_DIRECTIONS FOR THIS TASK_
Copy everything from the first line down to the line containing "page-title: APOLLO GPS", including both of those lines, and reproduce each one unchanged.

_DATASET EXCERPTS_
※ ※ ※

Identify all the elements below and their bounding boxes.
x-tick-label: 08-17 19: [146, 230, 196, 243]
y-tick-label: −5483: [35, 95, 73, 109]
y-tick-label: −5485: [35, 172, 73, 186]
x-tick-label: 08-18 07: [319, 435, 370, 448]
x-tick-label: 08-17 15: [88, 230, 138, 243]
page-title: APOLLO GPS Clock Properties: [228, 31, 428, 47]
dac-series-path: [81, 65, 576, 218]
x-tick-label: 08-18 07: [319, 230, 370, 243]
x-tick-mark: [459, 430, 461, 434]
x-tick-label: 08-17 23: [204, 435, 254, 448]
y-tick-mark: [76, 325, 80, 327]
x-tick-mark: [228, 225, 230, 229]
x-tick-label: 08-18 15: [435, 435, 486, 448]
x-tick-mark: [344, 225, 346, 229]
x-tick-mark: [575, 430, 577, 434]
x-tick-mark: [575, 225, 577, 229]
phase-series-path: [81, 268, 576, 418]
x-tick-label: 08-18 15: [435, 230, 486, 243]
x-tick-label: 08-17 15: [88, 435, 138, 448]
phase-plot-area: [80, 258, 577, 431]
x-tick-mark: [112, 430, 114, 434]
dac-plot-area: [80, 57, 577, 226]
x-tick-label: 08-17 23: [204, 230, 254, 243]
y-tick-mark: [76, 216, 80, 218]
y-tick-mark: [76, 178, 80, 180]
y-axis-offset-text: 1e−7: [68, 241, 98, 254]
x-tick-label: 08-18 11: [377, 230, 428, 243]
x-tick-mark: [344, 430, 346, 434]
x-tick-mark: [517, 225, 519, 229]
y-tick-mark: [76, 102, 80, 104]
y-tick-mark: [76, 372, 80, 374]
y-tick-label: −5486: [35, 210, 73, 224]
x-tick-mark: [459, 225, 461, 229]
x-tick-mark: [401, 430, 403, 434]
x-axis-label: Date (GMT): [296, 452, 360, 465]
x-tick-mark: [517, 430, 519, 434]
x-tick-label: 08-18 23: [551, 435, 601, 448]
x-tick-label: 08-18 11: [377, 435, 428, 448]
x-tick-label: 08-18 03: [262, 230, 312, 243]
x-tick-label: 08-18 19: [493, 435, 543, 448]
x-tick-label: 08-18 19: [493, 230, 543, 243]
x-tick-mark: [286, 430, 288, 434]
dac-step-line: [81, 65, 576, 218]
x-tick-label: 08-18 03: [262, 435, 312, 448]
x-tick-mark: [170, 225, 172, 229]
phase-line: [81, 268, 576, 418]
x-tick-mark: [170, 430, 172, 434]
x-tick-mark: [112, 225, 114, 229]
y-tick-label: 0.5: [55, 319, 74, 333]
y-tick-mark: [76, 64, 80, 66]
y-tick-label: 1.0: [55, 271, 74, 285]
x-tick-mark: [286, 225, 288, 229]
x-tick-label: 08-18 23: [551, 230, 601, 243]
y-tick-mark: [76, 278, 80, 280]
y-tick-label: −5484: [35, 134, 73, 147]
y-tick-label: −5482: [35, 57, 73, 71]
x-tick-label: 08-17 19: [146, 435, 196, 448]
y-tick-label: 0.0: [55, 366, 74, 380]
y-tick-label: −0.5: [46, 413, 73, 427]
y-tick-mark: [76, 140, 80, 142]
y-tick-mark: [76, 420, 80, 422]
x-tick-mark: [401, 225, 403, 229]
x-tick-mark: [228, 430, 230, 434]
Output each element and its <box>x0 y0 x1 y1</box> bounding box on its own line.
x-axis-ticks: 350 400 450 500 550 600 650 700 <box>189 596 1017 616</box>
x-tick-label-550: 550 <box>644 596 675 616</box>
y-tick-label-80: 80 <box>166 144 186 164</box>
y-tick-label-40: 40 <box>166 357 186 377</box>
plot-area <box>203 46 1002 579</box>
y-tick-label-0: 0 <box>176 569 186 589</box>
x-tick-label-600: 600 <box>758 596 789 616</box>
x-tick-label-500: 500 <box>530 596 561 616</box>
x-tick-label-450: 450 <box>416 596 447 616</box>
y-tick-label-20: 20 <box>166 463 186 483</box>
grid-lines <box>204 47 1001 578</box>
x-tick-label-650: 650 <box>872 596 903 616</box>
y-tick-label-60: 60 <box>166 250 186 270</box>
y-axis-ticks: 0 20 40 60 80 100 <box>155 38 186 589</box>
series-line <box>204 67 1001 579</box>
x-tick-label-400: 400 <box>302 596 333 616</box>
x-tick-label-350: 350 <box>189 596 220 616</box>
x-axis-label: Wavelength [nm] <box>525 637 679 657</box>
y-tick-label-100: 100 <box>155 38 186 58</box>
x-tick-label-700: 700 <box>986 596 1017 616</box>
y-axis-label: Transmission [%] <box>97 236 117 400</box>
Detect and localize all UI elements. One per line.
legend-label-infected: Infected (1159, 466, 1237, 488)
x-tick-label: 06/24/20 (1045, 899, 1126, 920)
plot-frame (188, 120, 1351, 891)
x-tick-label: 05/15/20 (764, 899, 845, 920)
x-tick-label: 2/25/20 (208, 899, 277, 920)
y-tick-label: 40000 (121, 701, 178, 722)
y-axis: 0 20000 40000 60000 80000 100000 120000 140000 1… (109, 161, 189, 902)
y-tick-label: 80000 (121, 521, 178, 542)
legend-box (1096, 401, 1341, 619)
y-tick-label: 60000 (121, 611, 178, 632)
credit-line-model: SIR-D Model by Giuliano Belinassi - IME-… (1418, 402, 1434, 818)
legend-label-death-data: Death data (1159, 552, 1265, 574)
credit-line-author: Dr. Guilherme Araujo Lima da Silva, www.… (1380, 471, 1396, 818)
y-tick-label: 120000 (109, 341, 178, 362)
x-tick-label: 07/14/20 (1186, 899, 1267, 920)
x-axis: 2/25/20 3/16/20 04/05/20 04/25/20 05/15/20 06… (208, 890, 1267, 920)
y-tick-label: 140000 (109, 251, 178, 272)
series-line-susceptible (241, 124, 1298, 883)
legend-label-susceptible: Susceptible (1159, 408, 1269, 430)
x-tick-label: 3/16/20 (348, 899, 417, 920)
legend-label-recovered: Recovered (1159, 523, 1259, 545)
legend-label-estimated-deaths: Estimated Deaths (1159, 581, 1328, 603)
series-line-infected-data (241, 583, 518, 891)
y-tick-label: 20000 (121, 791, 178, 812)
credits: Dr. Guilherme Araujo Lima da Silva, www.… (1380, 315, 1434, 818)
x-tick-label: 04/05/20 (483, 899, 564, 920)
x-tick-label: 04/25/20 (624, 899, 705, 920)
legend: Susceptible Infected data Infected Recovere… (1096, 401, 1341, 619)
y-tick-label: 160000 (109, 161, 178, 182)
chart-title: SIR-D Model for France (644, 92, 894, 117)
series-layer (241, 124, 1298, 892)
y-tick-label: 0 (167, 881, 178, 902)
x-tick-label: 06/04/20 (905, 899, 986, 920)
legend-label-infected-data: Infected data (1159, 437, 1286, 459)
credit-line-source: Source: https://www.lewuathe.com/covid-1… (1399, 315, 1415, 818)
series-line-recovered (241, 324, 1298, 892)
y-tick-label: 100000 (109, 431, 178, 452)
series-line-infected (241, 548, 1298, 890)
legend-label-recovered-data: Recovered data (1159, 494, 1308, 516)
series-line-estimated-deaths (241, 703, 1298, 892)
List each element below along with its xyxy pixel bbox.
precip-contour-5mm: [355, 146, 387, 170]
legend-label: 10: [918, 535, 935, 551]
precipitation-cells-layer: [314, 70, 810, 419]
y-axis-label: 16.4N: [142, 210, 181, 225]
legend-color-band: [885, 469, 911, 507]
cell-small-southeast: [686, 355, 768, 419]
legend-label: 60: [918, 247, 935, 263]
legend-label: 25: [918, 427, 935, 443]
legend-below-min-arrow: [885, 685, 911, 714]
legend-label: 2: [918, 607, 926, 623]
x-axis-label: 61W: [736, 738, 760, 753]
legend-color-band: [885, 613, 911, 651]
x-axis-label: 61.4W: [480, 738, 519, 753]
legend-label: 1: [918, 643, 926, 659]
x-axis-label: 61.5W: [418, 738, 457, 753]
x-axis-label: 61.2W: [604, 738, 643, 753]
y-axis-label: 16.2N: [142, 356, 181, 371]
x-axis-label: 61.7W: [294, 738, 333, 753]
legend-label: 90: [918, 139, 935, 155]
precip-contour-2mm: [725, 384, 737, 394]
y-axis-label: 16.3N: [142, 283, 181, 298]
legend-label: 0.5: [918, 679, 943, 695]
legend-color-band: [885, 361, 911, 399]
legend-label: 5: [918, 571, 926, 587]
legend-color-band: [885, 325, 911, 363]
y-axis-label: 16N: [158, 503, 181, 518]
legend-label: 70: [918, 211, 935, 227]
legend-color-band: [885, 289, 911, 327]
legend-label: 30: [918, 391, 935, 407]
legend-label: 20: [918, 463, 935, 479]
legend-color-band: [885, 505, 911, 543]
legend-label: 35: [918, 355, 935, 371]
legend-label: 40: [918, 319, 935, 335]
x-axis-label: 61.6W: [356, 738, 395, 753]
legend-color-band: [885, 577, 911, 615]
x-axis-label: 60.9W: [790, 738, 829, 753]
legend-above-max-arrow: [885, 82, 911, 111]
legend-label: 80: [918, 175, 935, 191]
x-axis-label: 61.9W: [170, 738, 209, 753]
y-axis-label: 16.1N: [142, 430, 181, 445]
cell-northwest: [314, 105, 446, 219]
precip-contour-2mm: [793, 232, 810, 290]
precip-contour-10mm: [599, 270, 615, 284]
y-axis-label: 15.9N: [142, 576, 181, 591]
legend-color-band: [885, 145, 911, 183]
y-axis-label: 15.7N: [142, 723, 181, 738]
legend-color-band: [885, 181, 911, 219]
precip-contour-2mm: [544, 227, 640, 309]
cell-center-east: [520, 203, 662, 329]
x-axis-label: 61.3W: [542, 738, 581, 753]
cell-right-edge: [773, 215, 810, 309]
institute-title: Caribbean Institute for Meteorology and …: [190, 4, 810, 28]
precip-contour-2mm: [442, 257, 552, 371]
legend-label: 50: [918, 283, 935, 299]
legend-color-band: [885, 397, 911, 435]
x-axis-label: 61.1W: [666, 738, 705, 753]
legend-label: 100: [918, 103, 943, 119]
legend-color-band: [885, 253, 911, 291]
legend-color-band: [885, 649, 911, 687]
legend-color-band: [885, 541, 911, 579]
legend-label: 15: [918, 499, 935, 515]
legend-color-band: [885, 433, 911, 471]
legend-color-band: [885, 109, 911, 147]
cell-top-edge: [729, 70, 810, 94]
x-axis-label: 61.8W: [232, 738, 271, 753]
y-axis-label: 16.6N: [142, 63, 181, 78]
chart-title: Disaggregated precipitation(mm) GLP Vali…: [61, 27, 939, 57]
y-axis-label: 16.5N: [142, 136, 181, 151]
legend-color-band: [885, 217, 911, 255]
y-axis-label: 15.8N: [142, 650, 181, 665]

※ ※ ※

_RESPONSE TO THIS TASK_
Identify all the elements below and their bounding boxes.
x-tick-label: 08-17 19: [146, 230, 196, 243]
y-tick-label: −5483: [35, 95, 73, 109]
y-tick-label: −5485: [35, 172, 73, 186]
x-tick-label: 08-18 07: [319, 435, 370, 448]
x-tick-label: 08-17 15: [88, 230, 138, 243]
page-title: APOLLO GPS Clock Properties: [228, 31, 428, 47]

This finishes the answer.